▶ **Passage given**
----------------

Cuba’s Bloggers
Published: Thursday, September 17, 2009 7:00 am
As of Friday, August 28th, the Cuban government has blocked access to all blog sites within Cuba. Please help us get the word out to your friends via Twitter or other social networking sites. Thank you.
Blogger contest reflects 'vibrant' blogosphere in Cuba
By: jtamayo@ElNuevoHerald.com
Published: Thu, 09/10 @ 12:37PM
Cuban bloggers sent Twitter messages to announce the winners of their first-ever contest -- two milestones in a country where a report Thursday said a ``vibrant'' blogosphere is emerging despite ``vast legal and technical obstacles.''
``We're pretty happy to have achieved all this,'' said a clearly ecstatic Reynaldo Escobar, a blogger and contest judge. ``None of this, none of it, has ever been done in Cuba.''
Both the tweets and contest prizes were landmarks for Cuban bloggers, described in a report by the U.S.-based Committee to Protect Journalists (CPJ) as ``mainly young adults . . . [who] have opened a new space for free expression in Cuba, while offering a fresh glimmer of hope for the rebirth of independent ideas in Cuba's closed system.''
The Cuban Communist Party controls all but a tiny minority of the island's mass media, and the Communications Ministry has the legal power to block access to Internet sites ``with content that is contrary to social interests, ethics and good customs; as well as . . . applications that affect the integrity and security of the state.''
Nevertheless, the CPJ reported, ``a vibrant, independent blogging culture is emerging in Cuba, of all places,'' noting it counted at least 25 independent journalistic and regularly maintained blogs, 75 others based on more personal interests and nearly 200 produced by government journalists.
The report, issued Thursday, notes that most independent blogs are not aligned with the political opposition. Instead, they explore issues not addressed by the official media, such as food shortages, problems in housing and the health and education systems and the lack of Internet access.

----------------

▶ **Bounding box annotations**
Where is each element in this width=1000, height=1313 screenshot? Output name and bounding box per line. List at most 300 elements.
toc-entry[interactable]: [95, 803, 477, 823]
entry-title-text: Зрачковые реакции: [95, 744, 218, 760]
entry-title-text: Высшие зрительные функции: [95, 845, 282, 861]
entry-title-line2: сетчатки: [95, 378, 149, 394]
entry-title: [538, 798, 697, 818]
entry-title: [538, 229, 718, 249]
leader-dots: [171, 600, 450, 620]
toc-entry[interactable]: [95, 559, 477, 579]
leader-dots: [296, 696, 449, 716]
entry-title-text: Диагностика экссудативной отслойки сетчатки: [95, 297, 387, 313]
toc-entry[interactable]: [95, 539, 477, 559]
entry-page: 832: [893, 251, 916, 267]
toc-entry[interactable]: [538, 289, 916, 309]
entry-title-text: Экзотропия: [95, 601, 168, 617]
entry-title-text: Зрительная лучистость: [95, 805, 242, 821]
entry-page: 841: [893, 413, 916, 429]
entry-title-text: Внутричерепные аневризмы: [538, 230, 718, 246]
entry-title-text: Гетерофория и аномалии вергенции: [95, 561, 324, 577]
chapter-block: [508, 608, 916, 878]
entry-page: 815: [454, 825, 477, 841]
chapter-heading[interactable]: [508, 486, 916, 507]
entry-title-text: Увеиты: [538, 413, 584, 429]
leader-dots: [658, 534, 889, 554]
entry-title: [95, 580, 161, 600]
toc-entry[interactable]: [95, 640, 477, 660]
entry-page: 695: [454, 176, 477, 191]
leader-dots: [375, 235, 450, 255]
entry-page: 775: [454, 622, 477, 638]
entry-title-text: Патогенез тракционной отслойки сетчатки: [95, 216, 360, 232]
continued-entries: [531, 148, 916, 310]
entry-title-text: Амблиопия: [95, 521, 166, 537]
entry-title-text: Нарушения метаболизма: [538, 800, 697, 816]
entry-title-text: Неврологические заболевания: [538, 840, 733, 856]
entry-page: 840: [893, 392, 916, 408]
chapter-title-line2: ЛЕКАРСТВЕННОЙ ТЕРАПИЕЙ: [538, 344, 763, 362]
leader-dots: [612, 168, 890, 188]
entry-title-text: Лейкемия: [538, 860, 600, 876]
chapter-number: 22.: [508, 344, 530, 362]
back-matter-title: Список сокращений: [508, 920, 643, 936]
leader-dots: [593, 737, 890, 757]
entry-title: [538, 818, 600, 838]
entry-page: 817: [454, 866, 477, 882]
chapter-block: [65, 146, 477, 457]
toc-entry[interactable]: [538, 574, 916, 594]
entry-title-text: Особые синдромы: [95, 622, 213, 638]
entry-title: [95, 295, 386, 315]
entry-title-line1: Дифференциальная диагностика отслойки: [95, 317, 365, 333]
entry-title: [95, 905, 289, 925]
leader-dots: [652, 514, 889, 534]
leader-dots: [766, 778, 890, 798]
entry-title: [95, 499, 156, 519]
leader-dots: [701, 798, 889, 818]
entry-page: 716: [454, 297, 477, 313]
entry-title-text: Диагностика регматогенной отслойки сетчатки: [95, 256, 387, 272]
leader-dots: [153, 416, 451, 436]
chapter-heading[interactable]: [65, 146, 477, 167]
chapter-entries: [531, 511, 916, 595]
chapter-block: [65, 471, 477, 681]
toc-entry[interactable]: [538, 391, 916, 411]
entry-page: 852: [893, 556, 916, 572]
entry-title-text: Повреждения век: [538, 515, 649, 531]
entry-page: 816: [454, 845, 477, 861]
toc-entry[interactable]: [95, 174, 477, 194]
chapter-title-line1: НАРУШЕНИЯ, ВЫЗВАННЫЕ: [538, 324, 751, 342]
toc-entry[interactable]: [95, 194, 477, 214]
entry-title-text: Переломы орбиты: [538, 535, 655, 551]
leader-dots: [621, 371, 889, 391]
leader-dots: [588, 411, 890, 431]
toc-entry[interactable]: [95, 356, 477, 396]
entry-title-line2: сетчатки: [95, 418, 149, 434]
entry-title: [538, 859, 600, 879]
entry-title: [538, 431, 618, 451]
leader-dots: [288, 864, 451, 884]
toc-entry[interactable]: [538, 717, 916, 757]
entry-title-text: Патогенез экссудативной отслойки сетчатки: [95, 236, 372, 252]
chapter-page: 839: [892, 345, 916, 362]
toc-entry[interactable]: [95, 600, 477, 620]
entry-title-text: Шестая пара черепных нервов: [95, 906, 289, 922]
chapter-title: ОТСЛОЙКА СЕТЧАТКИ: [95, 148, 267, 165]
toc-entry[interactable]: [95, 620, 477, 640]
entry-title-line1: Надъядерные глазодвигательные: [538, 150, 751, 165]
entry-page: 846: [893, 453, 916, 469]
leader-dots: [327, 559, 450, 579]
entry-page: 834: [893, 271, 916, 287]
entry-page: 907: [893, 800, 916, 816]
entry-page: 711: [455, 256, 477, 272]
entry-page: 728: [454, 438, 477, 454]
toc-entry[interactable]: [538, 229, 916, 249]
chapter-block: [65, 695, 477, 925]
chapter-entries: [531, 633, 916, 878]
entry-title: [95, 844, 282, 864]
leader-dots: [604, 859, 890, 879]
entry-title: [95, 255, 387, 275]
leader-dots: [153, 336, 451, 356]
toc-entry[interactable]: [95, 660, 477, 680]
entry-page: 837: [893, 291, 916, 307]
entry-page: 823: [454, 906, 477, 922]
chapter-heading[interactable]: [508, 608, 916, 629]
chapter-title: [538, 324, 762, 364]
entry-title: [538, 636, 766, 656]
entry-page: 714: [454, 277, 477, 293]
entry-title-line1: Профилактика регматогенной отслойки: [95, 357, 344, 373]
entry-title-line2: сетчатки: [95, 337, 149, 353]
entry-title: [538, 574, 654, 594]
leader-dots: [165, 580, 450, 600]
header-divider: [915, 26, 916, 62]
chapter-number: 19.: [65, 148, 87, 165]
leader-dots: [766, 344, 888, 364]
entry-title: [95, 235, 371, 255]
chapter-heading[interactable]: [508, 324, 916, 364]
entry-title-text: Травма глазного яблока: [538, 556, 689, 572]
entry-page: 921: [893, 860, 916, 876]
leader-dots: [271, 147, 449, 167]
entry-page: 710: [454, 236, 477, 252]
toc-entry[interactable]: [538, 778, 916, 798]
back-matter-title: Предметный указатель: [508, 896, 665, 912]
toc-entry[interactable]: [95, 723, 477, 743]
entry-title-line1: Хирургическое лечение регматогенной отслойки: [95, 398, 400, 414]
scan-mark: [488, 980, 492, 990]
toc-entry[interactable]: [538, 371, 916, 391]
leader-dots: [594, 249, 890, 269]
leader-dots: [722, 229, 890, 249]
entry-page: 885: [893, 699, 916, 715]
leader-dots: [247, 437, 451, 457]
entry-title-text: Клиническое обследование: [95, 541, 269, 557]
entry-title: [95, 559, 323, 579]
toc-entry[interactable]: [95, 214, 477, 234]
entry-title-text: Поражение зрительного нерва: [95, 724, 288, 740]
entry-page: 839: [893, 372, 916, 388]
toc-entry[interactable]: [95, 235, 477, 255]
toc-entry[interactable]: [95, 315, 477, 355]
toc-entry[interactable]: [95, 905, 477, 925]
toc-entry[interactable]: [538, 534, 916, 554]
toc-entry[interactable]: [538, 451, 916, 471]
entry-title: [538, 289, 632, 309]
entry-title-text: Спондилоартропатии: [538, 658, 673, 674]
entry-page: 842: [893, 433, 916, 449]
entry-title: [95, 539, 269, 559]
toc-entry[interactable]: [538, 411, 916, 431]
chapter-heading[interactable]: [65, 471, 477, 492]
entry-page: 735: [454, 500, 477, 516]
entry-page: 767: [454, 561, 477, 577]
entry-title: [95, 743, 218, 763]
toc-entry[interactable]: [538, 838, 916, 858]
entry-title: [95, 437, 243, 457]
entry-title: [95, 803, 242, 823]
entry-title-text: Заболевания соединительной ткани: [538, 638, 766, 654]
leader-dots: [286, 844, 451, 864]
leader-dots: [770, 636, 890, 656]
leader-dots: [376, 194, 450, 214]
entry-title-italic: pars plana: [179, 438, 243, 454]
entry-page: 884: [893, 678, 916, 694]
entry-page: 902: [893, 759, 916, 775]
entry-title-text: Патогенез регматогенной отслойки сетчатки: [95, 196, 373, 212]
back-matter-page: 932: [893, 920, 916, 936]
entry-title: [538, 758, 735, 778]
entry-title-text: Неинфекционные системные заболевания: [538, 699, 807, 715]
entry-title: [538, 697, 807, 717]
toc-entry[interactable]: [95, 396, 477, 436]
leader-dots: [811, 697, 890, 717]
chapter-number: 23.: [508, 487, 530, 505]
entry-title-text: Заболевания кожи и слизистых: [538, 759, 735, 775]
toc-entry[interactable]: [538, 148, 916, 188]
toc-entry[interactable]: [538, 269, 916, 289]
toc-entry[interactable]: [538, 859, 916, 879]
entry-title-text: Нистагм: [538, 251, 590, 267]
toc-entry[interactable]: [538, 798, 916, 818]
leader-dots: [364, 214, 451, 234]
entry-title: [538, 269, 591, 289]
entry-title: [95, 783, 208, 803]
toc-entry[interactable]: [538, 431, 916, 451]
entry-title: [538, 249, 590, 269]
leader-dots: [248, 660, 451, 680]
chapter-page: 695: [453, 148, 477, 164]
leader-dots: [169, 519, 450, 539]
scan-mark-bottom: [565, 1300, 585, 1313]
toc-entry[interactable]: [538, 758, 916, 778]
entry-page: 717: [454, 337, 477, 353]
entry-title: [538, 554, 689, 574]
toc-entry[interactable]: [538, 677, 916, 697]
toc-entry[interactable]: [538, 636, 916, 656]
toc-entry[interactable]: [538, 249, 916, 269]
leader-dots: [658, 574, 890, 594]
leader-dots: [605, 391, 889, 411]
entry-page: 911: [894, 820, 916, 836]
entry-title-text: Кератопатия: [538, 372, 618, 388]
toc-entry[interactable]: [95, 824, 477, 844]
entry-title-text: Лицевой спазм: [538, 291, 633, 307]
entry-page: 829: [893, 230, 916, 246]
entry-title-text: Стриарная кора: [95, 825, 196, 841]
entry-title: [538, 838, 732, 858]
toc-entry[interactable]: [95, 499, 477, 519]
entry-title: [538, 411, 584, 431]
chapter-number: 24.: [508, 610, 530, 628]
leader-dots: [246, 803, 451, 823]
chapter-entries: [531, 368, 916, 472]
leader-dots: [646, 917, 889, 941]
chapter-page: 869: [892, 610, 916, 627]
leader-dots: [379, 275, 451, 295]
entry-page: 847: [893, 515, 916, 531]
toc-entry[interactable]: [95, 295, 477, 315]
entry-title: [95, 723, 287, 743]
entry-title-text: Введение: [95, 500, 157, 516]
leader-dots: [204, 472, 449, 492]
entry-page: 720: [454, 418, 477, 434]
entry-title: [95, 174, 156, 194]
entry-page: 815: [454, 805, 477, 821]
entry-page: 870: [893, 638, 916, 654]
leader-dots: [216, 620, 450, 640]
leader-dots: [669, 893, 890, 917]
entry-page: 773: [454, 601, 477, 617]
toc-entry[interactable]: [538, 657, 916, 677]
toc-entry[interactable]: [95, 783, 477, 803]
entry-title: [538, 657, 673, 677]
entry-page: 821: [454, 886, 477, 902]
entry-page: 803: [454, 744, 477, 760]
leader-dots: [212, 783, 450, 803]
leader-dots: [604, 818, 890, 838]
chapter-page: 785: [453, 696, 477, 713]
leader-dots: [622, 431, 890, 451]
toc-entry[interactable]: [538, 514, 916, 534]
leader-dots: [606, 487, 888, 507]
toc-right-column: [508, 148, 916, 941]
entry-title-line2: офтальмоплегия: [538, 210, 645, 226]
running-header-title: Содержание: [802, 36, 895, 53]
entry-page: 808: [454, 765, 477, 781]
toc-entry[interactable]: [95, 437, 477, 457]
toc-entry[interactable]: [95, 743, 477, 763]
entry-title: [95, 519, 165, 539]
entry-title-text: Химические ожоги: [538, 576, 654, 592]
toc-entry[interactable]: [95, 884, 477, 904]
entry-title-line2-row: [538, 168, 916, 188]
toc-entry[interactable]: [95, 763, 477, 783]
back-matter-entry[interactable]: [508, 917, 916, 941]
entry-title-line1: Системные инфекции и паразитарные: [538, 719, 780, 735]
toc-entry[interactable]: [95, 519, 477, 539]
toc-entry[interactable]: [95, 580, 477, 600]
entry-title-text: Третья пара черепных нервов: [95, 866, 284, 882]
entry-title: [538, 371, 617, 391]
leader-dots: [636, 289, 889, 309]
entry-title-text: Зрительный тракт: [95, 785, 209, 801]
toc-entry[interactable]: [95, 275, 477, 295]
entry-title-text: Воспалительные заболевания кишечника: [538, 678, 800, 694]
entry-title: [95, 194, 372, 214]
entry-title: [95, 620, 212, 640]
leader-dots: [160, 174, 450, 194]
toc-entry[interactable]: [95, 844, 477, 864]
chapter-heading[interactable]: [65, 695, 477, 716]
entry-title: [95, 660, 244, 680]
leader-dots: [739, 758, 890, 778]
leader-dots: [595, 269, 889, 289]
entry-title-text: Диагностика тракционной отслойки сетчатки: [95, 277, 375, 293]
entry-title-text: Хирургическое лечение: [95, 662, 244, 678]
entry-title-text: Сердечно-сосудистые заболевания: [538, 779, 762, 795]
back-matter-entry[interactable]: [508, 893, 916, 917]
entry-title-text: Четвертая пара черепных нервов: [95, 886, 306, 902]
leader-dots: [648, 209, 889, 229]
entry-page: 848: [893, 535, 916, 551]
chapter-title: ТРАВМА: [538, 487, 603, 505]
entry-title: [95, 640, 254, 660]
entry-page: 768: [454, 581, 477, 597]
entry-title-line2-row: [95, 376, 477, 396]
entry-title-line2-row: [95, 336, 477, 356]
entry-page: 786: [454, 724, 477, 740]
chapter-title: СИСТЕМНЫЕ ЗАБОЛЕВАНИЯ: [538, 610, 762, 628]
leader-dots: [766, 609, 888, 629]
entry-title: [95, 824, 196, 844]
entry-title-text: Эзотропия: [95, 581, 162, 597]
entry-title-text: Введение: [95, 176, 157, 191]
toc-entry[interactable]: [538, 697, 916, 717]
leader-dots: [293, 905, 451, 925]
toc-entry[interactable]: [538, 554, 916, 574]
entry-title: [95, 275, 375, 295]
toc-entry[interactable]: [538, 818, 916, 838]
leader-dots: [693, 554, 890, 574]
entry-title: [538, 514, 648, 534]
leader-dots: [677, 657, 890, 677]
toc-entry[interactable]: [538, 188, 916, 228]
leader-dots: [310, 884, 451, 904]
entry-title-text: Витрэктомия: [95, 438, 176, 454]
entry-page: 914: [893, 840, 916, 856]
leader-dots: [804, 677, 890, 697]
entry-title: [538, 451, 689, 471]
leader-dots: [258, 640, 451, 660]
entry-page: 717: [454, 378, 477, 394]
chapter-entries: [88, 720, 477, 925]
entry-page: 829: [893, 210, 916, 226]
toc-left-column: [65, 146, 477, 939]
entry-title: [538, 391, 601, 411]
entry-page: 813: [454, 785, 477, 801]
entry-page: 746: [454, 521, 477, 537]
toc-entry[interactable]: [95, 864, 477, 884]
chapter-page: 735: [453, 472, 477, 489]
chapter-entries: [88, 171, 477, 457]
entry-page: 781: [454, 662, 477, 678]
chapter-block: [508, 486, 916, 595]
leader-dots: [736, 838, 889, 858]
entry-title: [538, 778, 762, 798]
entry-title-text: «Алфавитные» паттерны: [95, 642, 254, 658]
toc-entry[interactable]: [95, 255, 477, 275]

----------------

▶ **What is asked**
a - Based on the article on Cuba's bloggers, why were the Twitter messages and the blogger contest considered landmarks?
b - Express the stretch of rows from the first row through the one containing "leader-dots: [296, 696, 449, 716]" as a JSON list of strings, one string per line, leaving out any blank lines.

▶ **Task solutions**
a - The contest was the first of its kind for Cuban bloggers. Reynaldo Escobar, a blogger and contest judge, said none of it had ever been done in Cuba. Both happened in a country where the blogosphere faces "vast legal and technical obstacles."

b -
[
  "Where is each element in this width=1000, height=1313 screenshot? Output name and bounding box per line. List at most 300 elements.",
  "toc-entry[interactable]: [95, 803, 477, 823]",
  "entry-title-text: Зрачковые реакции: [95, 744, 218, 760]",
  "entry-title-text: Высшие зрительные функции: [95, 845, 282, 861]",
  "entry-title-line2: сетчатки: [95, 378, 149, 394]",
  "entry-title: [538, 798, 697, 818]",
  "entry-title: [538, 229, 718, 249]",
  "leader-dots: [171, 600, 450, 620]",
  "toc-entry[interactable]: [95, 559, 477, 579]",
  "leader-dots: [296, 696, 449, 716]"
]